OBJECTIVE:
Repeat each record exactly. Any picture gets left out.

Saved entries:
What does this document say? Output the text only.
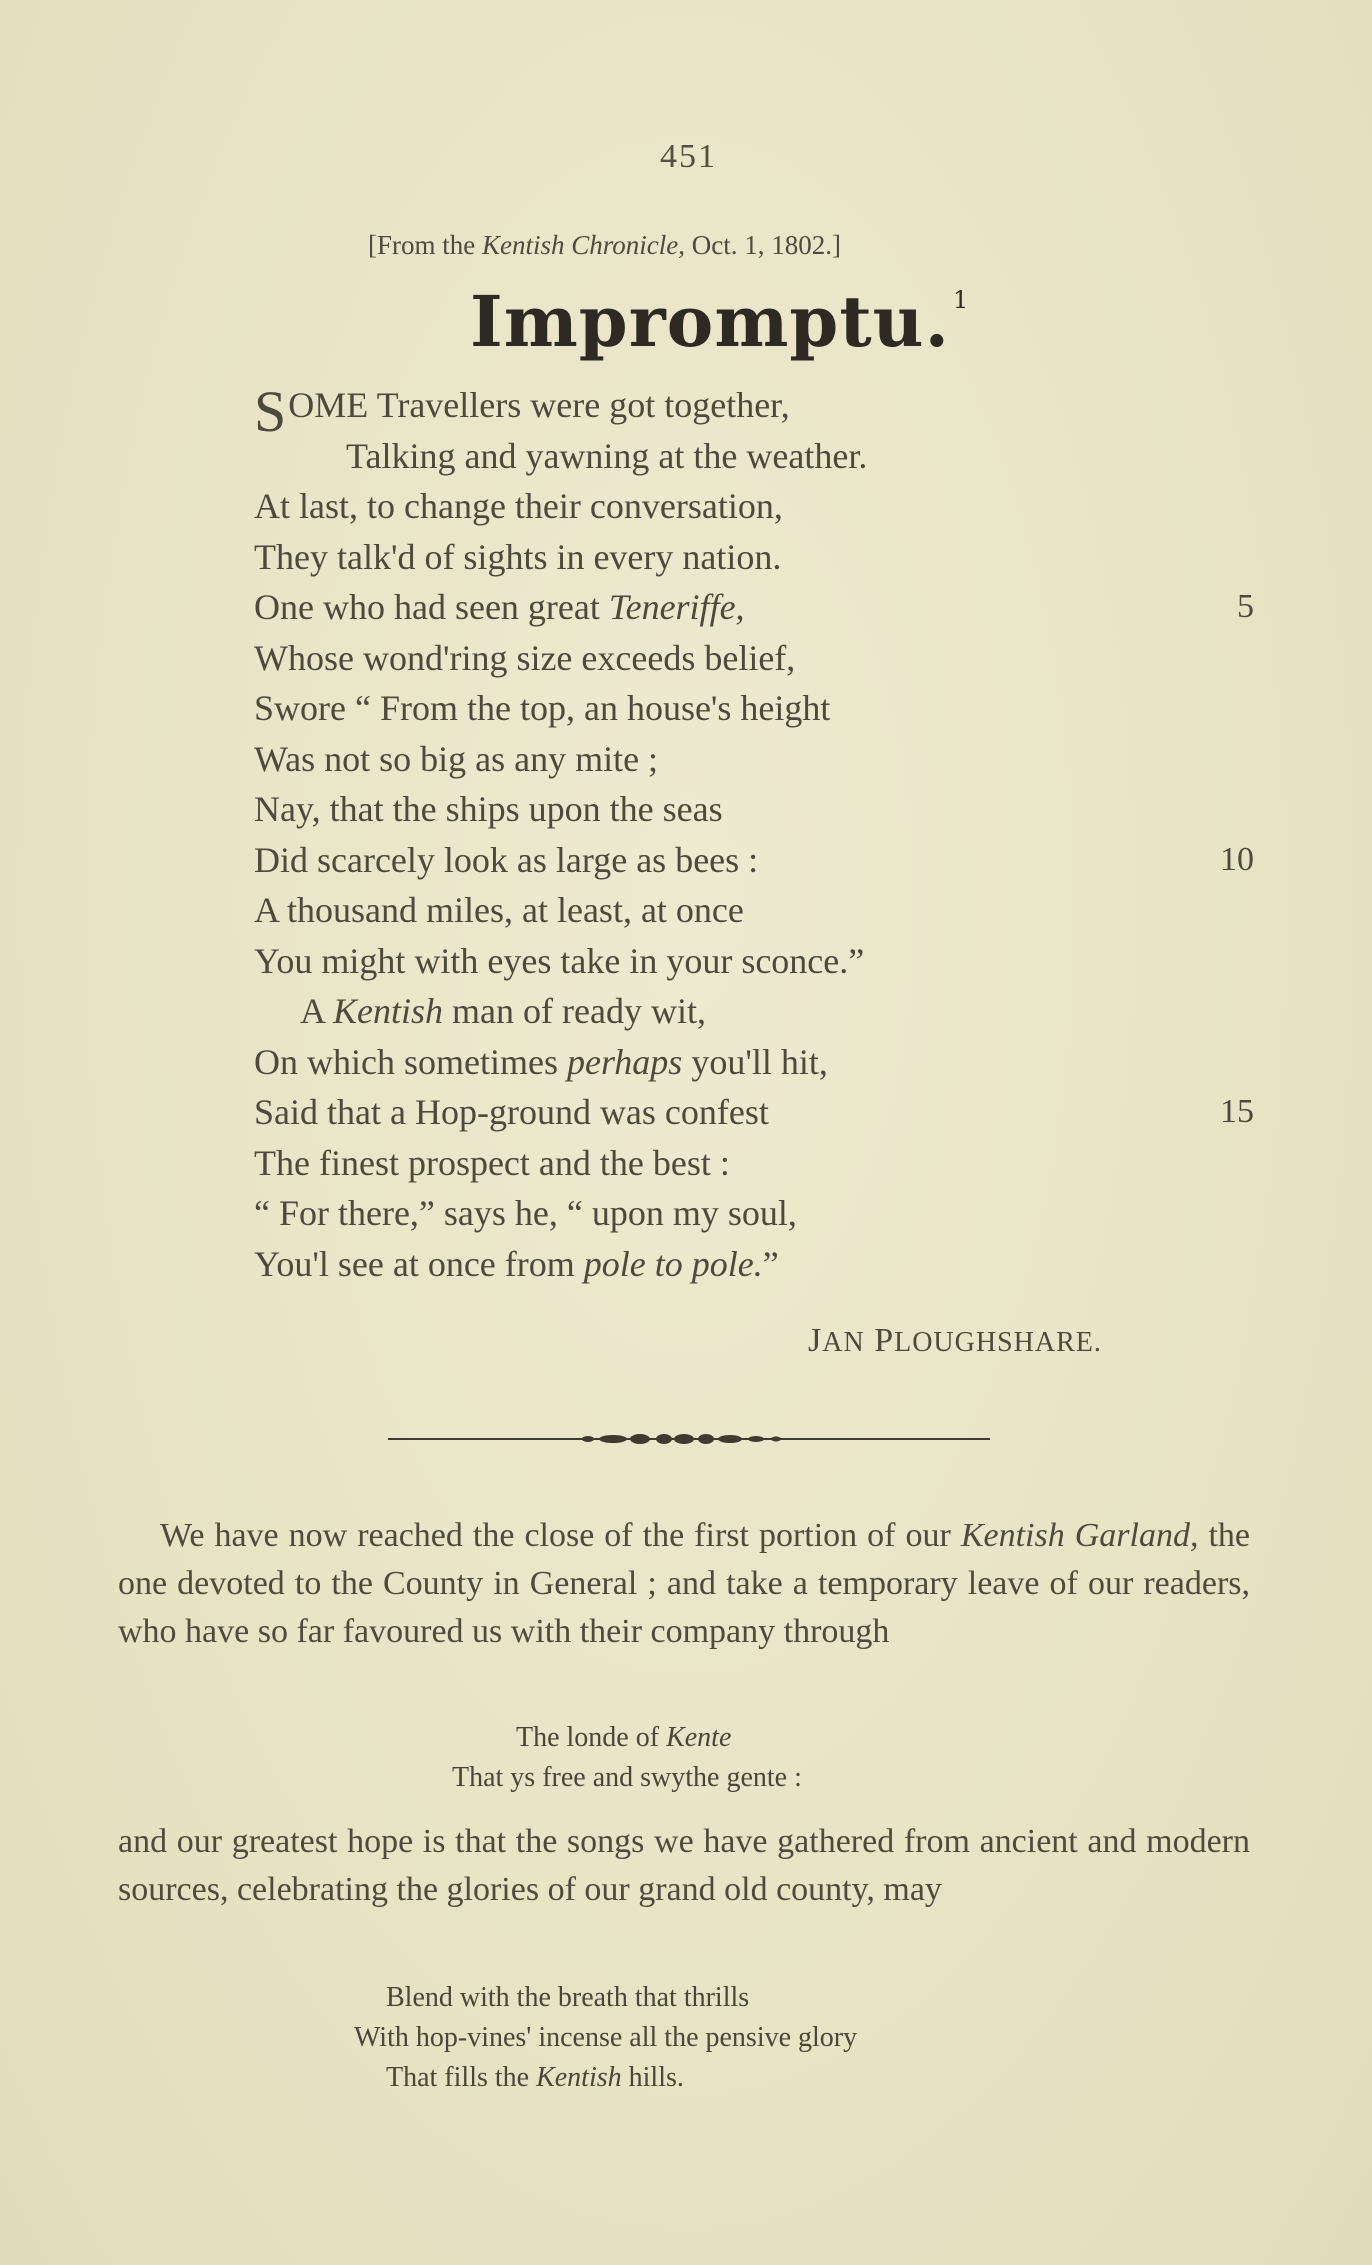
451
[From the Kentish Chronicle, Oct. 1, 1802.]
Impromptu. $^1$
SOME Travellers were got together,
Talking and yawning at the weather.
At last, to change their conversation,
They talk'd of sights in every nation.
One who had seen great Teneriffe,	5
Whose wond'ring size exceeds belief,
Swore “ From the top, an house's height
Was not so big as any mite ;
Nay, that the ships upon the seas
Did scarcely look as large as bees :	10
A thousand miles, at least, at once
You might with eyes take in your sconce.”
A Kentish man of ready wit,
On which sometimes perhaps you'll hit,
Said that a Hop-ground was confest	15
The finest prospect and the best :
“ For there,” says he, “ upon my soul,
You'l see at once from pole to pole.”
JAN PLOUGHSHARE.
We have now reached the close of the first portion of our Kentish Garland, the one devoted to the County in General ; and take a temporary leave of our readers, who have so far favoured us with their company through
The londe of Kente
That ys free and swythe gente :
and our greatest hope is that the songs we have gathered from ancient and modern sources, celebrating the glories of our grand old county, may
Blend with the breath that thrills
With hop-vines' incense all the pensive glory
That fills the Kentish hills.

FINISHED TASK:
What does this document say? Output the text only.
451
[From the Kentish Chronicle, Oct. 1, 1802.]
Impromptu. $^1$
SOME Travellers were got together,
Talking and yawning at the weather.
At last, to change their conversation,
They talk'd of sights in every nation.
One who had seen great Teneriffe,	5
Whose wond'ring size exceeds belief,
Swore “ From the top, an house's height
Was not so big as any mite ;
Nay, that the ships upon the seas
Did scarcely look as large as bees :	10
A thousand miles, at least, at once
You might with eyes take in your sconce.”
A Kentish man of ready wit,
On which sometimes perhaps you'll hit,
Said that a Hop-ground was confest	15
The finest prospect and the best :
“ For there,” says he, “ upon my soul,
You'l see at once from pole to pole.”
JAN PLOUGHSHARE.
We have now reached the close of the first portion of our Kentish Garland, the one devoted to the County in General ; and take a temporary leave of our readers, who have so far favoured us with their company through
The londe of Kente
That ys free and swythe gente :
and our greatest hope is that the songs we have gathered from ancient and modern sources, celebrating the glories of our grand old county, may
Blend with the breath that thrills
With hop-vines' incense all the pensive glory
That fills the Kentish hills.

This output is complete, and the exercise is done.